What you are asked to do: Count how many lines contain "Margin" and reply with that number only.

Provided data:

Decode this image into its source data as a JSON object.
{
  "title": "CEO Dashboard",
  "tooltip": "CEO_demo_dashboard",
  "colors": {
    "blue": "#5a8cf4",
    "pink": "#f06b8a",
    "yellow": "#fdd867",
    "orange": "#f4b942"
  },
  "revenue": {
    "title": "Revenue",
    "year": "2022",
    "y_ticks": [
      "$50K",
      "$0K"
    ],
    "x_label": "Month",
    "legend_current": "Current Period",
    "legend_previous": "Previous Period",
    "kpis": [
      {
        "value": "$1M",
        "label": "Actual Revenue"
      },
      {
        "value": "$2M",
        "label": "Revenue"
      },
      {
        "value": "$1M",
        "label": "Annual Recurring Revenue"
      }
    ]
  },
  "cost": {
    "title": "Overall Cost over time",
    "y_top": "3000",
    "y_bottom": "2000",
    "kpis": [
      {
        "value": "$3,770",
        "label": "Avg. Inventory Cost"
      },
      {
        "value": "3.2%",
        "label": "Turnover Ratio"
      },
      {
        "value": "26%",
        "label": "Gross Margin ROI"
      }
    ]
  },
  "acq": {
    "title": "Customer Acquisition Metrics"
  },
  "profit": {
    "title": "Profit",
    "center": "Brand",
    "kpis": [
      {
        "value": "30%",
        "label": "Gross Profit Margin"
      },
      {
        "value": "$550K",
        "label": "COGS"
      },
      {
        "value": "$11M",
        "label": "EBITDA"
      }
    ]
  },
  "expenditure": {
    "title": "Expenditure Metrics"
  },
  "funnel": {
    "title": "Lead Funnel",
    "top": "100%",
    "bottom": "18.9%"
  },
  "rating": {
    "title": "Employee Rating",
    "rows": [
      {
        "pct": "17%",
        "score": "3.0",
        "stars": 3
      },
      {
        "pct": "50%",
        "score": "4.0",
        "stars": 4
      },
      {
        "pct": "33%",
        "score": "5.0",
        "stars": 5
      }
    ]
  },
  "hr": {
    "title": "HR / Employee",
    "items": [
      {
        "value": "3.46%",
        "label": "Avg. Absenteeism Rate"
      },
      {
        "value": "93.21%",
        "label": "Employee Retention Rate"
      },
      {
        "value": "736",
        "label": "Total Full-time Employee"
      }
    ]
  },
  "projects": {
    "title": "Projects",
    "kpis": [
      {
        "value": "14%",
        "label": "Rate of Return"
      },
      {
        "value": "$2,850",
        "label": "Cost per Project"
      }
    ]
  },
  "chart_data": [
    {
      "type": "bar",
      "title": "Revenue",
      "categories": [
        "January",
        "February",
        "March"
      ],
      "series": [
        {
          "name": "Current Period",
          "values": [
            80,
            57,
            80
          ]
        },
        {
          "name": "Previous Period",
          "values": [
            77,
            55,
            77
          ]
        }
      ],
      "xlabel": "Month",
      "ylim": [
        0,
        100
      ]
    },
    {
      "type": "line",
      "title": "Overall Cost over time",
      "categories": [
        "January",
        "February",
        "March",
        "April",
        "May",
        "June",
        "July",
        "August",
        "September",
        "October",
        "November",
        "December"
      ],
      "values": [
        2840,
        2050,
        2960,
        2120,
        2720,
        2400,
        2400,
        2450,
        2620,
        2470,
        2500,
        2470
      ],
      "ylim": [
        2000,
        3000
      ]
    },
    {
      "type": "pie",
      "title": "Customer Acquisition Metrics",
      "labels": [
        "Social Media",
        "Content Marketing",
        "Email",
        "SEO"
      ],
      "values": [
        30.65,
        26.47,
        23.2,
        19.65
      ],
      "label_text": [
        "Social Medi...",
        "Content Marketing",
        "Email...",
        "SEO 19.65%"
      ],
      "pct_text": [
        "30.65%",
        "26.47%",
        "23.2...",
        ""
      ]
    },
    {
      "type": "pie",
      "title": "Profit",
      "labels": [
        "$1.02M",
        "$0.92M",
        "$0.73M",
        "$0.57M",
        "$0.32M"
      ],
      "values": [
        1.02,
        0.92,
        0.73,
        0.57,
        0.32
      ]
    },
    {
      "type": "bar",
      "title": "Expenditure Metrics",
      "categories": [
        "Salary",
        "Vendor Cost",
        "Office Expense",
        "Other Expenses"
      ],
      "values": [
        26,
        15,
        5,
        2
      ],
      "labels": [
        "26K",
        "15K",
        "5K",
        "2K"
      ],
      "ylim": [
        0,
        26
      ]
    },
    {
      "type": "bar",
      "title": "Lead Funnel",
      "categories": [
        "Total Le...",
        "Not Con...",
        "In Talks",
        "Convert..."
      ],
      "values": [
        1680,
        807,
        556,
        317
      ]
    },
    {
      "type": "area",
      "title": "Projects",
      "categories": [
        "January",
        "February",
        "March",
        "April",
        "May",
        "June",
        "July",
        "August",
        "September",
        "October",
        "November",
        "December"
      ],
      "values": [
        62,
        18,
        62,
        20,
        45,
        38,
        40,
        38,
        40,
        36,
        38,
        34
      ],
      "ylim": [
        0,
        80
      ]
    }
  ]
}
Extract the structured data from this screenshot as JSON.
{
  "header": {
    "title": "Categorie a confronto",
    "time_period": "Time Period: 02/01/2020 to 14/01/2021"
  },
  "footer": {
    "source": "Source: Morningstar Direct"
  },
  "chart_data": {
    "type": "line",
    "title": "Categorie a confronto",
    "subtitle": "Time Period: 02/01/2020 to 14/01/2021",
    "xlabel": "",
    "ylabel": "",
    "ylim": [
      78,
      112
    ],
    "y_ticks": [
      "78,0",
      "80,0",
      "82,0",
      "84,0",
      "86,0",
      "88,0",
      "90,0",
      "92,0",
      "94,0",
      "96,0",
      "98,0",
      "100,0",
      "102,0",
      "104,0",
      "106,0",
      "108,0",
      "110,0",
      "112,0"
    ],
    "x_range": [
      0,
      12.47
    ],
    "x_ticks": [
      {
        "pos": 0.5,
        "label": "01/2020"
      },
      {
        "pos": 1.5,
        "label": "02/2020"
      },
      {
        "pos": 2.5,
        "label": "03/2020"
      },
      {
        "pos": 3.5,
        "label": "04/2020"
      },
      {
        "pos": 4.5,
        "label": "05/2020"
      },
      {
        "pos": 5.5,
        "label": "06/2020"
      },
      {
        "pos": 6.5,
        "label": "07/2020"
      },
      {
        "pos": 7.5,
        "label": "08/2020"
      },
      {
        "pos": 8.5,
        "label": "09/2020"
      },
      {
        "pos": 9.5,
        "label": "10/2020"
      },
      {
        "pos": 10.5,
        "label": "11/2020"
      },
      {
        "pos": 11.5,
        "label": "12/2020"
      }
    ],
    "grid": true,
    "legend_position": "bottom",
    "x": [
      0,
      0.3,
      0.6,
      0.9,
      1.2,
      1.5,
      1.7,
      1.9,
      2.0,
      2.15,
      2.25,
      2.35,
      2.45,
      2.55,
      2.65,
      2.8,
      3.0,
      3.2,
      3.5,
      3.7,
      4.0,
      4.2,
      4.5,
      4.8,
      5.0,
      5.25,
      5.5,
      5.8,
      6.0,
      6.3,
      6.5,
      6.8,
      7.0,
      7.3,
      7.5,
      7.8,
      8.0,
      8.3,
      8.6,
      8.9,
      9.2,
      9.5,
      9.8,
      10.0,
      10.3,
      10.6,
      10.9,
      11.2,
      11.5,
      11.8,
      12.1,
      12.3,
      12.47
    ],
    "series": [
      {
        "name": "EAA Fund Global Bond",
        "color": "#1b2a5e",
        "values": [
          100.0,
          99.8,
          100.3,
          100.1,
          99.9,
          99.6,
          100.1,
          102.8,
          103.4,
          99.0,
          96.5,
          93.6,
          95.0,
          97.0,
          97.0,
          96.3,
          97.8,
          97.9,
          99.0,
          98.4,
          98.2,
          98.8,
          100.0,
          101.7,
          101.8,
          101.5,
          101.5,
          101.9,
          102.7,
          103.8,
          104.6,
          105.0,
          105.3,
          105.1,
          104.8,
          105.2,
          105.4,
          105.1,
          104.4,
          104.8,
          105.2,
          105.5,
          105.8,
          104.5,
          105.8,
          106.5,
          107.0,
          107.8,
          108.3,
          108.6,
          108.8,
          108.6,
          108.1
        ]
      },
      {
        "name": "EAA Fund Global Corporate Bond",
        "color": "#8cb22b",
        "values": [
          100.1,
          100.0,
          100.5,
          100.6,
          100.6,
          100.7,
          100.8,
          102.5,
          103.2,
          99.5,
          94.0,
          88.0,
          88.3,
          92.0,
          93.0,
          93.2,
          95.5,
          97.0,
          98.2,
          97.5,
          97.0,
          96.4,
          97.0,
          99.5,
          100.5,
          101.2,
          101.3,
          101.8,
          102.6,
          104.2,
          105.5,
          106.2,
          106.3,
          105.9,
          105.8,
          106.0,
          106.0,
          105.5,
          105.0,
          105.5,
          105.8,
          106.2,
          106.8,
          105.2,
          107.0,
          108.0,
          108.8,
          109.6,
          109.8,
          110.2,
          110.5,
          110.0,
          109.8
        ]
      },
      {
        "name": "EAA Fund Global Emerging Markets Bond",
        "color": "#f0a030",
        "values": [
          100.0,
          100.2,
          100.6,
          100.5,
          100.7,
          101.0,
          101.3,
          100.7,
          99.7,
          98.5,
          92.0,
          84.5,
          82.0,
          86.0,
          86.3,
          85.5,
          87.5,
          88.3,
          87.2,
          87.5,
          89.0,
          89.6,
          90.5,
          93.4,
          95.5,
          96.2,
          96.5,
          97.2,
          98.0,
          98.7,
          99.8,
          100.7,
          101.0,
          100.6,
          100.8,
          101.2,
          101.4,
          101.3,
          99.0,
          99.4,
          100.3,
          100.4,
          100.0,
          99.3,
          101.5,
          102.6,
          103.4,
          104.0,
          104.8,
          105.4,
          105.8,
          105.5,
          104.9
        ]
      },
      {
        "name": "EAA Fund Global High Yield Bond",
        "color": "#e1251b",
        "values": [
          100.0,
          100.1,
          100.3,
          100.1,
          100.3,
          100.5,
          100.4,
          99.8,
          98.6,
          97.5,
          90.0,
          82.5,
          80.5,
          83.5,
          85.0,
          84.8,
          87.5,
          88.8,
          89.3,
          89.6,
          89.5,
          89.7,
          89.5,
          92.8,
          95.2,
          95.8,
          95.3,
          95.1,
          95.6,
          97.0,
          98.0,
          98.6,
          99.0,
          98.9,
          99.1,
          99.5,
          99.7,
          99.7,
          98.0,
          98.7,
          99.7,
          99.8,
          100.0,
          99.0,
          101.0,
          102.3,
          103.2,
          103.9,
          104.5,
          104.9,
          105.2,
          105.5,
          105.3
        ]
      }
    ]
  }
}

Reply to the task: 2